▶ Stated goal: Repeat each line exactly as it is written.

▶ Records for this exercise:
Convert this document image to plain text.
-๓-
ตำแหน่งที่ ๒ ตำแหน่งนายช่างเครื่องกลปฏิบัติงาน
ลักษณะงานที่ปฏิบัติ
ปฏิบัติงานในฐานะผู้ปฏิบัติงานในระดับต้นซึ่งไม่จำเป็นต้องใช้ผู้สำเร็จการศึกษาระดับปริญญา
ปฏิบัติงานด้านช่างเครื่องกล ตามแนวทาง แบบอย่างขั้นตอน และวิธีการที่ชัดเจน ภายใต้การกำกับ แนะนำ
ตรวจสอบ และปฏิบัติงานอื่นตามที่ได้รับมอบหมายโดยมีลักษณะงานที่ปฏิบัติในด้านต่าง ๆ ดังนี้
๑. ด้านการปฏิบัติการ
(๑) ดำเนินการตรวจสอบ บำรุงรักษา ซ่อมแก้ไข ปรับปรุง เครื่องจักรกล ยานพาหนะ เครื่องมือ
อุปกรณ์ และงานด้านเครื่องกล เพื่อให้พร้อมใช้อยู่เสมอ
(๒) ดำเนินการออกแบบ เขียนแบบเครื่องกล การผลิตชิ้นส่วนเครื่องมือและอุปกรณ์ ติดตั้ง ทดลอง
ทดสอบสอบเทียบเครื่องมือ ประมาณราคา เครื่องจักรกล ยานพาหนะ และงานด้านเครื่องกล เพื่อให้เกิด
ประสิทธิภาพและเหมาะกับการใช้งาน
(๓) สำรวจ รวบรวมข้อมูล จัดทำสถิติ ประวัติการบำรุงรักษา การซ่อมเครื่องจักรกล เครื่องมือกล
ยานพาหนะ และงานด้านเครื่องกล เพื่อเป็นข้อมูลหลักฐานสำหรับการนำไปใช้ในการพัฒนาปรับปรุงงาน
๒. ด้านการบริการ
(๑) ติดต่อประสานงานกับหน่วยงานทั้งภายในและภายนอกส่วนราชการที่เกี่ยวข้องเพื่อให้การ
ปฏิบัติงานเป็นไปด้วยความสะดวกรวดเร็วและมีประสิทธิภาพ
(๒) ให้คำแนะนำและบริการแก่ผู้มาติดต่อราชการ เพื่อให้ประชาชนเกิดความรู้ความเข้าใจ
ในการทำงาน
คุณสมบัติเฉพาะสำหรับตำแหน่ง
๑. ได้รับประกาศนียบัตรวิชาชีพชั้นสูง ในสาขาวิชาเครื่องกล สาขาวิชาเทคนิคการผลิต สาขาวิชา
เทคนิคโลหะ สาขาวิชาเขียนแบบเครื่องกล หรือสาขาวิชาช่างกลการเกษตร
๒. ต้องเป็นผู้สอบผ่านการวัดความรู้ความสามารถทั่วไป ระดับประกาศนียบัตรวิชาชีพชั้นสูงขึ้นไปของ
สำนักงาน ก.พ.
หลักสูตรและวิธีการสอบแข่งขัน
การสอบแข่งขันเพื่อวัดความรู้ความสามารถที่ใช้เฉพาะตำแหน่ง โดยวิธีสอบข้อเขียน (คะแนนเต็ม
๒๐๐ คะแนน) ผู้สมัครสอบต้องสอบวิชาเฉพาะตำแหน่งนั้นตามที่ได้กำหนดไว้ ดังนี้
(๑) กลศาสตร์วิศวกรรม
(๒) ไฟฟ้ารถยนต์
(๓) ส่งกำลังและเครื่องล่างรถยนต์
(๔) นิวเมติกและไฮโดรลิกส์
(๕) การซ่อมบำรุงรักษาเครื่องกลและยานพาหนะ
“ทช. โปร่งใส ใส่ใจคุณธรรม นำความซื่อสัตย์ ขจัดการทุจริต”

▶ Response:
Convert this document image to plain text.
-๓-
ตำแหน่งที่ ๒ ตำแหน่งนายช่างเครื่องกลปฏิบัติงาน
ลักษณะงานที่ปฏิบัติ
ปฏิบัติงานในฐานะผู้ปฏิบัติงานในระดับต้นซึ่งไม่จำเป็นต้องใช้ผู้สำเร็จการศึกษาระดับปริญญา
ปฏิบัติงานด้านช่างเครื่องกล ตามแนวทาง แบบอย่างขั้นตอน และวิธีการที่ชัดเจน ภายใต้การกำกับ แนะนำ
ตรวจสอบ และปฏิบัติงานอื่นตามที่ได้รับมอบหมายโดยมีลักษณะงานที่ปฏิบัติในด้านต่าง ๆ ดังนี้
๑. ด้านการปฏิบัติการ
(๑) ดำเนินการตรวจสอบ บำรุงรักษา ซ่อมแก้ไข ปรับปรุง เครื่องจักรกล ยานพาหนะ เครื่องมือ
อุปกรณ์ และงานด้านเครื่องกล เพื่อให้พร้อมใช้อยู่เสมอ
(๒) ดำเนินการออกแบบ เขียนแบบเครื่องกล การผลิตชิ้นส่วนเครื่องมือและอุปกรณ์ ติดตั้ง ทดลอง
ทดสอบสอบเทียบเครื่องมือ ประมาณราคา เครื่องจักรกล ยานพาหนะ และงานด้านเครื่องกล เพื่อให้เกิด
ประสิทธิภาพและเหมาะกับการใช้งาน
(๓) สำรวจ รวบรวมข้อมูล จัดทำสถิติ ประวัติการบำรุงรักษา การซ่อมเครื่องจักรกล เครื่องมือกล
ยานพาหนะ และงานด้านเครื่องกล เพื่อเป็นข้อมูลหลักฐานสำหรับการนำไปใช้ในการพัฒนาปรับปรุงงาน
๒. ด้านการบริการ
(๑) ติดต่อประสานงานกับหน่วยงานทั้งภายในและภายนอกส่วนราชการที่เกี่ยวข้องเพื่อให้การ
ปฏิบัติงานเป็นไปด้วยความสะดวกรวดเร็วและมีประสิทธิภาพ
(๒) ให้คำแนะนำและบริการแก่ผู้มาติดต่อราชการ เพื่อให้ประชาชนเกิดความรู้ความเข้าใจ
ในการทำงาน
คุณสมบัติเฉพาะสำหรับตำแหน่ง
๑. ได้รับประกาศนียบัตรวิชาชีพชั้นสูง ในสาขาวิชาเครื่องกล สาขาวิชาเทคนิคการผลิต สาขาวิชา
เทคนิคโลหะ สาขาวิชาเขียนแบบเครื่องกล หรือสาขาวิชาช่างกลการเกษตร
๒. ต้องเป็นผู้สอบผ่านการวัดความรู้ความสามารถทั่วไป ระดับประกาศนียบัตรวิชาชีพชั้นสูงขึ้นไปของ
สำนักงาน ก.พ.
หลักสูตรและวิธีการสอบแข่งขัน
การสอบแข่งขันเพื่อวัดความรู้ความสามารถที่ใช้เฉพาะตำแหน่ง โดยวิธีสอบข้อเขียน (คะแนนเต็ม
๒๐๐ คะแนน) ผู้สมัครสอบต้องสอบวิชาเฉพาะตำแหน่งนั้นตามที่ได้กำหนดไว้ ดังนี้
(๑) กลศาสตร์วิศวกรรม
(๒) ไฟฟ้ารถยนต์
(๓) ส่งกำลังและเครื่องล่างรถยนต์
(๔) นิวเมติกและไฮโดรลิกส์
(๕) การซ่อมบำรุงรักษาเครื่องกลและยานพาหนะ
“ทช. โปร่งใส ใส่ใจคุณธรรม นำความซื่อสัตย์ ขจัดการทุจริต”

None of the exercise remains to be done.